(Exercise instructions):
Copy the records below word for word, leaving out nothing.

(Source material Opens)

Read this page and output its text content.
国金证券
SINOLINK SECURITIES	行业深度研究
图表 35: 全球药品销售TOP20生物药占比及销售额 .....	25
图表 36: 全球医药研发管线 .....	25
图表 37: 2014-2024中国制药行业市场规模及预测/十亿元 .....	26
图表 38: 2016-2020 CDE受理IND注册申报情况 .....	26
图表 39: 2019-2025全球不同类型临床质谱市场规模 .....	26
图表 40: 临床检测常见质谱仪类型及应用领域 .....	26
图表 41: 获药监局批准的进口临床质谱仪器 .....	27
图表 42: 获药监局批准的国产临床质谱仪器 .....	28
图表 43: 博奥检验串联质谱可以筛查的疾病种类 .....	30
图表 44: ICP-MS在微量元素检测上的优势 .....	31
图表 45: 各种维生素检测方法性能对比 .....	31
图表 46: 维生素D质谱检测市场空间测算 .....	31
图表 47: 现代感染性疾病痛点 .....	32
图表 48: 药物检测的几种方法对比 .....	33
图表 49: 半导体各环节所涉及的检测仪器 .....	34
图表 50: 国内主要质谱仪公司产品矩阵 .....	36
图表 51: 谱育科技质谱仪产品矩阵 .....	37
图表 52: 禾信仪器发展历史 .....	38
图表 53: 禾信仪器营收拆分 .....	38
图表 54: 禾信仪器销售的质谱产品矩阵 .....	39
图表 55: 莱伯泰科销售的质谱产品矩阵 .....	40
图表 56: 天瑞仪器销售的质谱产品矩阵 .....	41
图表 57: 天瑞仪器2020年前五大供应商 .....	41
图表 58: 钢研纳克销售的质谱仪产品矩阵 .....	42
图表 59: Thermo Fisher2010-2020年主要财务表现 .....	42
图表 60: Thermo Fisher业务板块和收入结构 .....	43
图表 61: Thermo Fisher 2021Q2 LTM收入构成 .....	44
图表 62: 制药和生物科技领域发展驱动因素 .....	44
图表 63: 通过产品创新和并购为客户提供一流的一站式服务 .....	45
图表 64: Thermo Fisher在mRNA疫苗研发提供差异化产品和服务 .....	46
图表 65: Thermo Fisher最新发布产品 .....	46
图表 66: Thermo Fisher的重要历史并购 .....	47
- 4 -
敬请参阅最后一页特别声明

(Source material Closes)

(Reply):
Read this page and output its text content.
国金证券
SINOLINK SECURITIES	行业深度研究
图表 35: 全球药品销售TOP20生物药占比及销售额 .....	25
图表 36: 全球医药研发管线 .....	25
图表 37: 2014-2024中国制药行业市场规模及预测/十亿元 .....	26
图表 38: 2016-2020 CDE受理IND注册申报情况 .....	26
图表 39: 2019-2025全球不同类型临床质谱市场规模 .....	26
图表 40: 临床检测常见质谱仪类型及应用领域 .....	26
图表 41: 获药监局批准的进口临床质谱仪器 .....	27
图表 42: 获药监局批准的国产临床质谱仪器 .....	28
图表 43: 博奥检验串联质谱可以筛查的疾病种类 .....	30
图表 44: ICP-MS在微量元素检测上的优势 .....	31
图表 45: 各种维生素检测方法性能对比 .....	31
图表 46: 维生素D质谱检测市场空间测算 .....	31
图表 47: 现代感染性疾病痛点 .....	32
图表 48: 药物检测的几种方法对比 .....	33
图表 49: 半导体各环节所涉及的检测仪器 .....	34
图表 50: 国内主要质谱仪公司产品矩阵 .....	36
图表 51: 谱育科技质谱仪产品矩阵 .....	37
图表 52: 禾信仪器发展历史 .....	38
图表 53: 禾信仪器营收拆分 .....	38
图表 54: 禾信仪器销售的质谱产品矩阵 .....	39
图表 55: 莱伯泰科销售的质谱产品矩阵 .....	40
图表 56: 天瑞仪器销售的质谱产品矩阵 .....	41
图表 57: 天瑞仪器2020年前五大供应商 .....	41
图表 58: 钢研纳克销售的质谱仪产品矩阵 .....	42
图表 59: Thermo Fisher2010-2020年主要财务表现 .....	42
图表 60: Thermo Fisher业务板块和收入结构 .....	43
图表 61: Thermo Fisher 2021Q2 LTM收入构成 .....	44
图表 62: 制药和生物科技领域发展驱动因素 .....	44
图表 63: 通过产品创新和并购为客户提供一流的一站式服务 .....	45
图表 64: Thermo Fisher在mRNA疫苗研发提供差异化产品和服务 .....	46
图表 65: Thermo Fisher最新发布产品 .....	46
图表 66: Thermo Fisher的重要历史并购 .....	47
- 4 -
敬请参阅最后一页特别声明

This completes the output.